▸ Set problem
Copy all entries without alteration and skip the pictures they hold.

▸ Data to process
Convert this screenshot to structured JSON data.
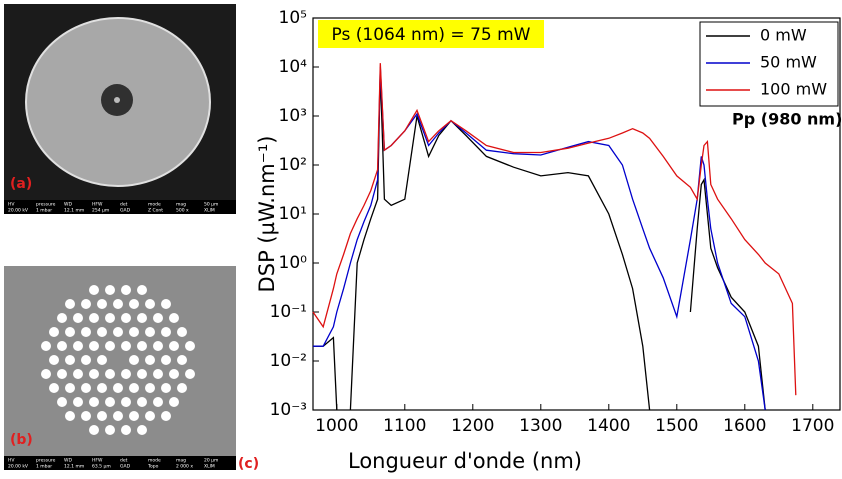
{
  "panels": {
    "a": {
      "label": "(a)",
      "info_head": [
        "HV",
        "pressure",
        "WD",
        "HFW",
        "det",
        "mode",
        "mag",
        "50 µm"
      ],
      "info_values": [
        "20.00 kV",
        "1 mbar",
        "12.1 mm",
        "254 µm",
        "GAD",
        "Z Cont",
        "500 x",
        "XLIM"
      ]
    },
    "b": {
      "label": "(b)",
      "info_head": [
        "HV",
        "pressure",
        "WD",
        "HFW",
        "det",
        "mode",
        "mag",
        "20 µm"
      ],
      "info_values": [
        "20.00 kV",
        "1 mbar",
        "12.1 mm",
        "63.5 µm",
        "GAD",
        "Topo",
        "2 000 x",
        "XLIM"
      ]
    },
    "c": {
      "label": "(c)"
    }
  },
  "chart_data": {
    "type": "line",
    "xlabel": "Longueur d'onde (nm)",
    "ylabel": "DSP (µW.nm⁻¹)",
    "annotation": "Ps (1064 nm) = 75 mW",
    "legend_title": "Pp (980 nm)",
    "legend": "upper right",
    "yscale": "log",
    "xlim": [
      965,
      1740
    ],
    "xticks": [
      1000,
      1100,
      1200,
      1300,
      1400,
      1500,
      1600,
      1700
    ],
    "ylim": [
      0.001,
      100000
    ],
    "yticks": [
      {
        "value": 0.001,
        "label": "10⁻³"
      },
      {
        "value": 0.01,
        "label": "10⁻²"
      },
      {
        "value": 0.1,
        "label": "10⁻¹"
      },
      {
        "value": 1,
        "label": "10⁰"
      },
      {
        "value": 10,
        "label": "10¹"
      },
      {
        "value": 100,
        "label": "10²"
      },
      {
        "value": 1000,
        "label": "10³"
      },
      {
        "value": 10000,
        "label": "10⁴"
      },
      {
        "value": 100000,
        "label": "10⁵"
      }
    ],
    "x": [
      965,
      980,
      995,
      1000,
      1010,
      1020,
      1030,
      1040,
      1050,
      1060,
      1064,
      1070,
      1080,
      1100,
      1118,
      1135,
      1150,
      1168,
      1190,
      1220,
      1260,
      1300,
      1340,
      1370,
      1400,
      1420,
      1435,
      1450,
      1460,
      1480,
      1500,
      1520,
      1530,
      1536,
      1540,
      1545,
      1550,
      1560,
      1580,
      1600,
      1620,
      1630,
      1650,
      1670,
      1675,
      1700,
      1740
    ],
    "series": [
      {
        "name": "0 mW",
        "color": "#000000",
        "values": [
          0.02,
          0.02,
          0.03,
          0.001,
          null,
          0.001,
          1,
          3,
          8,
          20,
          8000,
          20,
          15,
          20,
          1000,
          150,
          400,
          800,
          400,
          150,
          90,
          60,
          70,
          60,
          10,
          1.5,
          0.3,
          0.02,
          0.001,
          null,
          null,
          0.1,
          5,
          40,
          50,
          10,
          2,
          0.8,
          0.2,
          0.1,
          0.02,
          0.001,
          null,
          null,
          null,
          null,
          null
        ]
      },
      {
        "name": "50 mW",
        "color": "#0000cc",
        "values": [
          0.02,
          0.02,
          0.05,
          0.1,
          0.3,
          1,
          3,
          7,
          15,
          50,
          10000,
          200,
          250,
          500,
          1100,
          250,
          450,
          800,
          450,
          200,
          170,
          160,
          230,
          300,
          250,
          100,
          20,
          5,
          2,
          0.5,
          0.08,
          3,
          20,
          150,
          100,
          20,
          5,
          1,
          0.15,
          0.08,
          0.01,
          0.001,
          null,
          null,
          null,
          null,
          null
        ]
      },
      {
        "name": "100 mW",
        "color": "#dd1111",
        "values": [
          0.1,
          0.05,
          0.3,
          0.6,
          1.5,
          4,
          8,
          15,
          30,
          80,
          12000,
          200,
          250,
          500,
          1300,
          300,
          500,
          800,
          500,
          250,
          180,
          180,
          220,
          280,
          350,
          450,
          550,
          450,
          350,
          150,
          60,
          35,
          20,
          100,
          250,
          300,
          40,
          20,
          8,
          3,
          1.5,
          1,
          0.6,
          0.15,
          0.002,
          null,
          null
        ]
      }
    ]
  }
}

▸ Output
Convert this screenshot to structured JSON data.
{
  "panels": {
    "a": {
      "label": "(a)",
      "info_head": [
        "HV",
        "pressure",
        "WD",
        "HFW",
        "det",
        "mode",
        "mag",
        "50 µm"
      ],
      "info_values": [
        "20.00 kV",
        "1 mbar",
        "12.1 mm",
        "254 µm",
        "GAD",
        "Z Cont",
        "500 x",
        "XLIM"
      ]
    },
    "b": {
      "label": "(b)",
      "info_head": [
        "HV",
        "pressure",
        "WD",
        "HFW",
        "det",
        "mode",
        "mag",
        "20 µm"
      ],
      "info_values": [
        "20.00 kV",
        "1 mbar",
        "12.1 mm",
        "63.5 µm",
        "GAD",
        "Topo",
        "2 000 x",
        "XLIM"
      ]
    },
    "c": {
      "label": "(c)"
    }
  },
  "chart_data": {
    "type": "line",
    "xlabel": "Longueur d'onde (nm)",
    "ylabel": "DSP (µW.nm⁻¹)",
    "annotation": "Ps (1064 nm) = 75 mW",
    "legend_title": "Pp (980 nm)",
    "legend": "upper right",
    "yscale": "log",
    "xlim": [
      965,
      1740
    ],
    "xticks": [
      1000,
      1100,
      1200,
      1300,
      1400,
      1500,
      1600,
      1700
    ],
    "ylim": [
      0.001,
      100000
    ],
    "yticks": [
      {
        "value": 0.001,
        "label": "10⁻³"
      },
      {
        "value": 0.01,
        "label": "10⁻²"
      },
      {
        "value": 0.1,
        "label": "10⁻¹"
      },
      {
        "value": 1,
        "label": "10⁰"
      },
      {
        "value": 10,
        "label": "10¹"
      },
      {
        "value": 100,
        "label": "10²"
      },
      {
        "value": 1000,
        "label": "10³"
      },
      {
        "value": 10000,
        "label": "10⁴"
      },
      {
        "value": 100000,
        "label": "10⁵"
      }
    ],
    "x": [
      965,
      980,
      995,
      1000,
      1010,
      1020,
      1030,
      1040,
      1050,
      1060,
      1064,
      1070,
      1080,
      1100,
      1118,
      1135,
      1150,
      1168,
      1190,
      1220,
      1260,
      1300,
      1340,
      1370,
      1400,
      1420,
      1435,
      1450,
      1460,
      1480,
      1500,
      1520,
      1530,
      1536,
      1540,
      1545,
      1550,
      1560,
      1580,
      1600,
      1620,
      1630,
      1650,
      1670,
      1675,
      1700,
      1740
    ],
    "series": [
      {
        "name": "0 mW",
        "color": "#000000",
        "values": [
          0.02,
          0.02,
          0.03,
          0.001,
          null,
          0.001,
          1,
          3,
          8,
          20,
          8000,
          20,
          15,
          20,
          1000,
          150,
          400,
          800,
          400,
          150,
          90,
          60,
          70,
          60,
          10,
          1.5,
          0.3,
          0.02,
          0.001,
          null,
          null,
          0.1,
          5,
          40,
          50,
          10,
          2,
          0.8,
          0.2,
          0.1,
          0.02,
          0.001,
          null,
          null,
          null,
          null,
          null
        ]
      },
      {
        "name": "50 mW",
        "color": "#0000cc",
        "values": [
          0.02,
          0.02,
          0.05,
          0.1,
          0.3,
          1,
          3,
          7,
          15,
          50,
          10000,
          200,
          250,
          500,
          1100,
          250,
          450,
          800,
          450,
          200,
          170,
          160,
          230,
          300,
          250,
          100,
          20,
          5,
          2,
          0.5,
          0.08,
          3,
          20,
          150,
          100,
          20,
          5,
          1,
          0.15,
          0.08,
          0.01,
          0.001,
          null,
          null,
          null,
          null,
          null
        ]
      },
      {
        "name": "100 mW",
        "color": "#dd1111",
        "values": [
          0.1,
          0.05,
          0.3,
          0.6,
          1.5,
          4,
          8,
          15,
          30,
          80,
          12000,
          200,
          250,
          500,
          1300,
          300,
          500,
          800,
          500,
          250,
          180,
          180,
          220,
          280,
          350,
          450,
          550,
          450,
          350,
          150,
          60,
          35,
          20,
          100,
          250,
          300,
          40,
          20,
          8,
          3,
          1.5,
          1,
          0.6,
          0.15,
          0.002,
          null,
          null
        ]
      }
    ]
  }
}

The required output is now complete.